**Stated goal**
Your task is to filter the data below down to the lines holding "高中各种试卷真题".

Dataset records
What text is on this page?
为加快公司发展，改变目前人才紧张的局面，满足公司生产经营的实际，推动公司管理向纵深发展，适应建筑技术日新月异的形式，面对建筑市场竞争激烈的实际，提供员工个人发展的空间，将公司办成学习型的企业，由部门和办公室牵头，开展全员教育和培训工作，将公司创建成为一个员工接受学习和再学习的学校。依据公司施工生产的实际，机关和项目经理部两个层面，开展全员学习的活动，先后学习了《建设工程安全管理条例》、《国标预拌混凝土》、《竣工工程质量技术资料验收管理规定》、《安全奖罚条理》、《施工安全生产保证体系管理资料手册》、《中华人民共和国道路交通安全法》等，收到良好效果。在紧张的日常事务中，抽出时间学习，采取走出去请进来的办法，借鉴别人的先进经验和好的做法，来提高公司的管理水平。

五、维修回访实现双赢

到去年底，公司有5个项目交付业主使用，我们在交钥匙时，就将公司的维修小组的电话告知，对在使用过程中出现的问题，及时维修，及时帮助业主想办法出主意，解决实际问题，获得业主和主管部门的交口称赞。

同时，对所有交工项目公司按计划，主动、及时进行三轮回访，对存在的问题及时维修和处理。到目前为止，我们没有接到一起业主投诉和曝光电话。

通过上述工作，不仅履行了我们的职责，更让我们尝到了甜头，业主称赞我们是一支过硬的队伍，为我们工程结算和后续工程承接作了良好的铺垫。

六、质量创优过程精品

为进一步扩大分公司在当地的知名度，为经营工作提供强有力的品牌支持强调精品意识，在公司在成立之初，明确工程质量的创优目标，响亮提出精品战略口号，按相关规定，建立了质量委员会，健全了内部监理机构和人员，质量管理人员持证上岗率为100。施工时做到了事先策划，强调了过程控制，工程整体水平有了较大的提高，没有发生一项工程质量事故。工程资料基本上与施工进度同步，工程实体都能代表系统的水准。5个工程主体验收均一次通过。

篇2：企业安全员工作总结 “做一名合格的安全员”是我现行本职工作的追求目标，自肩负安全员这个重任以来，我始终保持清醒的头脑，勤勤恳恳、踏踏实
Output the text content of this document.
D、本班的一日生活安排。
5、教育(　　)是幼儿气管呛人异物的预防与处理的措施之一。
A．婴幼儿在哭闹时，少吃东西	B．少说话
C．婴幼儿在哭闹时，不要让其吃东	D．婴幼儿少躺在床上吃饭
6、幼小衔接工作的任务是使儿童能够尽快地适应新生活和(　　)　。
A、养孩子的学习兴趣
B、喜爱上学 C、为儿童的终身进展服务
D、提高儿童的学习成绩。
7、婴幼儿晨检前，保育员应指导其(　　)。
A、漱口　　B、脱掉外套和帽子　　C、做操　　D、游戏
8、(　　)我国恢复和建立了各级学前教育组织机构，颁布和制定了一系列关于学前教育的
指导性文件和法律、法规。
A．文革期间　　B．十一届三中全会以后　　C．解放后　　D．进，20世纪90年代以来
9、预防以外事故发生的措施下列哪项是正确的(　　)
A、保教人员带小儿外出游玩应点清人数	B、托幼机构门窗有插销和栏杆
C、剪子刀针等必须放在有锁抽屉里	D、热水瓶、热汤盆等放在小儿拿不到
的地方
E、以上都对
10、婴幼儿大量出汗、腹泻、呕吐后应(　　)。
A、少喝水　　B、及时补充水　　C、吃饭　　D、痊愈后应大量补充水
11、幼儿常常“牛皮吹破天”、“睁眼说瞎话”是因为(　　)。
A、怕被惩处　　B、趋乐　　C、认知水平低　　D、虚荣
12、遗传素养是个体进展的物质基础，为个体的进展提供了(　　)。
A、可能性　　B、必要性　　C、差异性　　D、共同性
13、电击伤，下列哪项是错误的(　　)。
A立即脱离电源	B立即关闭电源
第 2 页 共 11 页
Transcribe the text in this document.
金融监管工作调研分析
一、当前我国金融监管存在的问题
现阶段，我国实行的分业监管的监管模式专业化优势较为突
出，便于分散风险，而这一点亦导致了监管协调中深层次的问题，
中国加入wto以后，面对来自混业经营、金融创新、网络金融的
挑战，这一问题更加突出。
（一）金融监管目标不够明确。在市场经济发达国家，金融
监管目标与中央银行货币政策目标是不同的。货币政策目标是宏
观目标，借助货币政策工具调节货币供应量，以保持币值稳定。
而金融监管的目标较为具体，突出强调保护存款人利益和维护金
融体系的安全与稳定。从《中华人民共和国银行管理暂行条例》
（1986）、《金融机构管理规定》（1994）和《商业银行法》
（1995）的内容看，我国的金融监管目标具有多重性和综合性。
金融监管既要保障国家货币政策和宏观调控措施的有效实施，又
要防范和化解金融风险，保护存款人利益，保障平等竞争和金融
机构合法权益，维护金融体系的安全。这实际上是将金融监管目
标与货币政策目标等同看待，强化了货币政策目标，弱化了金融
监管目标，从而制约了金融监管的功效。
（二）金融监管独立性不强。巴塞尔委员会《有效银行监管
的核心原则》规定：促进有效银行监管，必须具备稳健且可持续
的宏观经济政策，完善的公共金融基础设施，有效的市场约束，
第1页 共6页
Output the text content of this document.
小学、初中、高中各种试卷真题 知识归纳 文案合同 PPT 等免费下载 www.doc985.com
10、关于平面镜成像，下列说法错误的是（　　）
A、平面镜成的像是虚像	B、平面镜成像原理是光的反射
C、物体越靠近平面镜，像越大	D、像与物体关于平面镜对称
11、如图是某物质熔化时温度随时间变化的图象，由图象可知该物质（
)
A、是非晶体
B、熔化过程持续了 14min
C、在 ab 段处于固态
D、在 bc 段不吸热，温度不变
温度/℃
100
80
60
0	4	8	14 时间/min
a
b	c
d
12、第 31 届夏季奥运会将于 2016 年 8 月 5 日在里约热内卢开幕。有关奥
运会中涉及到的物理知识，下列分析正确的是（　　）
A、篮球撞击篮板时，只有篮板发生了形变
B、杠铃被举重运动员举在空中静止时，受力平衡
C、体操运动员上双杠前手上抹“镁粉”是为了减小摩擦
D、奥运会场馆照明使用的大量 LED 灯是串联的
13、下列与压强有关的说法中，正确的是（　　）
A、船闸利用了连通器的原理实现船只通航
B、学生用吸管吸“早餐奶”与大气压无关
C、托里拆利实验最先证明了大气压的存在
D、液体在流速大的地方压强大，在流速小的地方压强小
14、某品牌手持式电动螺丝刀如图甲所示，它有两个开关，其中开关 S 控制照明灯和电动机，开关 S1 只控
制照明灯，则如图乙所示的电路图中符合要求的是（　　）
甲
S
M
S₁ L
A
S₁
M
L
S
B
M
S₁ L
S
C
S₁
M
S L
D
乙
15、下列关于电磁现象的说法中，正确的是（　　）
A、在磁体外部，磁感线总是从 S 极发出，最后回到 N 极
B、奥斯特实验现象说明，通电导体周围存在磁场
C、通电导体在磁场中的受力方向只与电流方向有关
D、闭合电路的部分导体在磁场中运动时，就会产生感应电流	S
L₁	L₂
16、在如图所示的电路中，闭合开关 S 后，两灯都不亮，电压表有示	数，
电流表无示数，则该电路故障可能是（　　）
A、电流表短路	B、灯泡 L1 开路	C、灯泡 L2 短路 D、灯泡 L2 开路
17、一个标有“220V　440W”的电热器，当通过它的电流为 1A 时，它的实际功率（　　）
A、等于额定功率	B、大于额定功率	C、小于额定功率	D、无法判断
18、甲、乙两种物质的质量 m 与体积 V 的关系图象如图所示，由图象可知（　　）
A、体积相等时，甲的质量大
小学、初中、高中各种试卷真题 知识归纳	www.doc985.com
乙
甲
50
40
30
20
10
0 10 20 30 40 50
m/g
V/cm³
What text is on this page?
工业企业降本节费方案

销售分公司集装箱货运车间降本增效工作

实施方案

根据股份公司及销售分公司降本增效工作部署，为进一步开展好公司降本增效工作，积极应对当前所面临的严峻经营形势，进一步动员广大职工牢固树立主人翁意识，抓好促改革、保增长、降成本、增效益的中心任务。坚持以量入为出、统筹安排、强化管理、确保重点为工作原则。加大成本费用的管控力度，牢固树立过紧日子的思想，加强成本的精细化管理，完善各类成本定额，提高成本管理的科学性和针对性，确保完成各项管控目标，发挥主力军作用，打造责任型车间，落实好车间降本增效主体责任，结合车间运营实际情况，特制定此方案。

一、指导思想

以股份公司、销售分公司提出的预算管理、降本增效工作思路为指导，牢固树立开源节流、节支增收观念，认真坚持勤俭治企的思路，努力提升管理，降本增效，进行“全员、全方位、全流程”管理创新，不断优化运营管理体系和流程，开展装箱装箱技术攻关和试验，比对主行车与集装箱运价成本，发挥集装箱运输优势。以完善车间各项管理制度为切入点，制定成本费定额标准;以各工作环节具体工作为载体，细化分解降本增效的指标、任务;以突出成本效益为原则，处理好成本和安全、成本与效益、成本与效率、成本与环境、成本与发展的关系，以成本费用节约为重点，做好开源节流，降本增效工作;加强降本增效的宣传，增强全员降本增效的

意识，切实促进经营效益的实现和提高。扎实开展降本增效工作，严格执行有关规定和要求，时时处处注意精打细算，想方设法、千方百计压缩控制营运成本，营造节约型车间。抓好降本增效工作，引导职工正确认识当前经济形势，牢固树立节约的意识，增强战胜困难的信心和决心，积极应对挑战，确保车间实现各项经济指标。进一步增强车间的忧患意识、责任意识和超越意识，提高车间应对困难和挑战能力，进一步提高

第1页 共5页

**The completed task**
小学、初中、高中各种试卷真题 知识归纳 文案合同 PPT 等免费下载 www.doc985.com
小学、初中、高中各种试卷真题 知识归纳	www.doc985.com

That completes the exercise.